--- start of Extracted data ---

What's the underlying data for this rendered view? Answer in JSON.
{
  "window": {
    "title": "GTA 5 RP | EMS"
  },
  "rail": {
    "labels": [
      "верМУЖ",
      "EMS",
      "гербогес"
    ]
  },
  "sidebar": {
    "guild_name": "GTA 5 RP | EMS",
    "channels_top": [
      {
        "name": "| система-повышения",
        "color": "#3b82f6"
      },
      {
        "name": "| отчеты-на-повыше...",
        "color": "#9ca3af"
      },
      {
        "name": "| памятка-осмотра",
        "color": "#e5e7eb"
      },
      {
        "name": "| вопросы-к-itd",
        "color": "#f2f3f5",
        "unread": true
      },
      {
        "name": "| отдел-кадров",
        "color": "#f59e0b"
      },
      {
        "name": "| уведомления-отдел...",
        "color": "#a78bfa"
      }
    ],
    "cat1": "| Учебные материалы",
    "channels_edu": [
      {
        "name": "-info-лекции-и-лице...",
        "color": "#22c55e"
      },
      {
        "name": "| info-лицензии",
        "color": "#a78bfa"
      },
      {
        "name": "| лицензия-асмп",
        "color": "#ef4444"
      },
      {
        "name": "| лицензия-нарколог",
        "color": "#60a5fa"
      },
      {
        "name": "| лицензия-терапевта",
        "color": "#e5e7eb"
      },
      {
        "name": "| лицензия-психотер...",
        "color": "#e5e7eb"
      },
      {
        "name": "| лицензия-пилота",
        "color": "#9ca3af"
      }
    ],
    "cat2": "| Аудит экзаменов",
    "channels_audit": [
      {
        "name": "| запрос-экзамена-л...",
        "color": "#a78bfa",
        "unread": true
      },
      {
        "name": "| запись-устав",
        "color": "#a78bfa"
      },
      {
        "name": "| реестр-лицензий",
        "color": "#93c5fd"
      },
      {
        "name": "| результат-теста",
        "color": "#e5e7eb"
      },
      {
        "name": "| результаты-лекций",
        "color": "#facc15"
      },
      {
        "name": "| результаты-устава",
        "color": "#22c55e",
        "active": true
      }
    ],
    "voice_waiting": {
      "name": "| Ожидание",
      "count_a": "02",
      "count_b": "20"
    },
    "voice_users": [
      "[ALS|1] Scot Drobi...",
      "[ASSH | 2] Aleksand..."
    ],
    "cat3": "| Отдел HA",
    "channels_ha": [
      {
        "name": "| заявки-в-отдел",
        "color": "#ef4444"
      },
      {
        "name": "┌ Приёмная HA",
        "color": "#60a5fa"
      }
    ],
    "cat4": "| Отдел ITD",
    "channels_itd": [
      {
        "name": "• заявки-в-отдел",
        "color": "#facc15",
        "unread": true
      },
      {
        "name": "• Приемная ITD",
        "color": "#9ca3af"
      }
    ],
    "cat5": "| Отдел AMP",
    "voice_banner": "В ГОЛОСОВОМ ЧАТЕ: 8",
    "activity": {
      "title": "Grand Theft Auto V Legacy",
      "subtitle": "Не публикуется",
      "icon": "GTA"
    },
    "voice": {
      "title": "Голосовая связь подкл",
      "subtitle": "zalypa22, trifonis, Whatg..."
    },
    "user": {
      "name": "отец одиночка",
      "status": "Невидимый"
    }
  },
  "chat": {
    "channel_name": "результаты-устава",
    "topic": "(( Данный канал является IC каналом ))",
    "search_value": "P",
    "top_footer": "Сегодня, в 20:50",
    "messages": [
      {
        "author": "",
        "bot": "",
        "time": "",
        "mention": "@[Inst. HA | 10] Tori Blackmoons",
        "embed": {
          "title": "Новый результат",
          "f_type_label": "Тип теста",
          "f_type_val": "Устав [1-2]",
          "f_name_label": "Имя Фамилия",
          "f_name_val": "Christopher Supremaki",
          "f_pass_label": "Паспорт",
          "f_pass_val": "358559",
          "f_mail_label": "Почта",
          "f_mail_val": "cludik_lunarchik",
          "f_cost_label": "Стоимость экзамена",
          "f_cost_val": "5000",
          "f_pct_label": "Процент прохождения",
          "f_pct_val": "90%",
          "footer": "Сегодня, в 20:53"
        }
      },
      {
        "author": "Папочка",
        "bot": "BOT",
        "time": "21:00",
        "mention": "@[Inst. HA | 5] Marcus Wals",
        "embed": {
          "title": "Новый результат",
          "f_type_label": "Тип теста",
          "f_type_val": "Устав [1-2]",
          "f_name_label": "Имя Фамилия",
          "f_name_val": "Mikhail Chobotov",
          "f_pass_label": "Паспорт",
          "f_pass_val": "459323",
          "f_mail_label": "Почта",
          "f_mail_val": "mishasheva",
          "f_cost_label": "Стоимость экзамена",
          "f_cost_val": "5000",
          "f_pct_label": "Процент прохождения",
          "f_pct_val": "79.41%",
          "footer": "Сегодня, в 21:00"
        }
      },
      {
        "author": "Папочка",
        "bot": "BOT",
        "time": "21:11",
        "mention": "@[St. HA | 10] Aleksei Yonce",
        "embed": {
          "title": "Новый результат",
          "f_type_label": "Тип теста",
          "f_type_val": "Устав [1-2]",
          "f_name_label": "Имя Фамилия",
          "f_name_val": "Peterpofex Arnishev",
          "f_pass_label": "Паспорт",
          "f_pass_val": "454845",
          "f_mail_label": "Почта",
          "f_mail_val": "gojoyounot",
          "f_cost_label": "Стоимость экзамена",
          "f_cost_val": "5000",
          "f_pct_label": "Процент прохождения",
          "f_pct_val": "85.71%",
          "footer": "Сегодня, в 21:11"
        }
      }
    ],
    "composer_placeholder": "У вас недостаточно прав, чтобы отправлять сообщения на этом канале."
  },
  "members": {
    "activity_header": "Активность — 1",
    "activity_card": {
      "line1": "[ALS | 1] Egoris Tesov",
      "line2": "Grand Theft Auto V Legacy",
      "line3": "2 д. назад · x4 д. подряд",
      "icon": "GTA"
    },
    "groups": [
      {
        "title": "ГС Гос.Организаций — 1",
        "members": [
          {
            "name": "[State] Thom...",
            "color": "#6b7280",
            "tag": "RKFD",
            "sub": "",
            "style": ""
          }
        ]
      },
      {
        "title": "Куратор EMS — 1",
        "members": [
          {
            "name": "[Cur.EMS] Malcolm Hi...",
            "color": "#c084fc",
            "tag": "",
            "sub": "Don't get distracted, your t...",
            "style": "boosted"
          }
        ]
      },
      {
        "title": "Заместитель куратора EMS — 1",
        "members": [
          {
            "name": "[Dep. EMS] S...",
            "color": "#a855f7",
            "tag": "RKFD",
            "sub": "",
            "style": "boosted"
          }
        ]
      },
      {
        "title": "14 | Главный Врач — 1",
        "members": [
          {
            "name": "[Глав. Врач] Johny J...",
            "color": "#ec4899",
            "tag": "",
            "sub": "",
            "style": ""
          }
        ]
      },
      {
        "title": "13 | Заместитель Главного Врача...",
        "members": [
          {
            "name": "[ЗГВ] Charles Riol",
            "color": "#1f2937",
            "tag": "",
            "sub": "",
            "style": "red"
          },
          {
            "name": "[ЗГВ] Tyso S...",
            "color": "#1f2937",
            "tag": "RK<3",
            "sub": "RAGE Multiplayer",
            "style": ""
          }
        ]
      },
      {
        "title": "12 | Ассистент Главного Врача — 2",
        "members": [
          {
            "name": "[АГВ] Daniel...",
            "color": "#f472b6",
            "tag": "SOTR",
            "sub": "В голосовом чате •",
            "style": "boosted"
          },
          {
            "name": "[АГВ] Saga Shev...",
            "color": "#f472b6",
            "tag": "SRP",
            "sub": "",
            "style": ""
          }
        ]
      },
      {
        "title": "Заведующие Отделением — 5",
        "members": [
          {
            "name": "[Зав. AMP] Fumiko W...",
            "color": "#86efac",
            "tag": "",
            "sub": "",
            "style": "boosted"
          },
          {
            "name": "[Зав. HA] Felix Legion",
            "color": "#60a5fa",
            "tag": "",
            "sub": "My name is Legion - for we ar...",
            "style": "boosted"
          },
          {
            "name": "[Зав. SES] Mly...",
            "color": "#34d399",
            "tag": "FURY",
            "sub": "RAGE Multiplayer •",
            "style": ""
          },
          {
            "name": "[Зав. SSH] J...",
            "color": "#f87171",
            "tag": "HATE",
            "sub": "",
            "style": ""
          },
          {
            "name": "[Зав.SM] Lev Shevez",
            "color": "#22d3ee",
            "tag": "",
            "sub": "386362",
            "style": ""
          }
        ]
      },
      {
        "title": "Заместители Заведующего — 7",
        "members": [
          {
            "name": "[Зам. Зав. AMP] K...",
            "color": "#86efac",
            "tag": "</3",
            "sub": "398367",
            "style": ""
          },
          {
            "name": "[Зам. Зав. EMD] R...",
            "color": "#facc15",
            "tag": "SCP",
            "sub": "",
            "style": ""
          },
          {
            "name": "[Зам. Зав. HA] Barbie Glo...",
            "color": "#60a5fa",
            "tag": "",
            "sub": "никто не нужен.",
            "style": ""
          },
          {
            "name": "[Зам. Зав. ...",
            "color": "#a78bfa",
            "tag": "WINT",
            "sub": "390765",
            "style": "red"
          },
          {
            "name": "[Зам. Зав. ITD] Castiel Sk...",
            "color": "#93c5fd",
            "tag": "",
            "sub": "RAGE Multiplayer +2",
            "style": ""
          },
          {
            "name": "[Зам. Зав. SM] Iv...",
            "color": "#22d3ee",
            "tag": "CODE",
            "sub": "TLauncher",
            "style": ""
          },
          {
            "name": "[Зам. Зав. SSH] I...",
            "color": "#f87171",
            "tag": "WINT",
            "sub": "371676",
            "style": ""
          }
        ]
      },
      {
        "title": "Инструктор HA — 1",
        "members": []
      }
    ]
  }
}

--- end of Extracted data ---

### Challenge
Search the listing for the word "Legacy" and return each line that holds it.

### Correct response
      "title": "Grand Theft Auto V Legacy",
      "line2": "Grand Theft Auto V Legacy",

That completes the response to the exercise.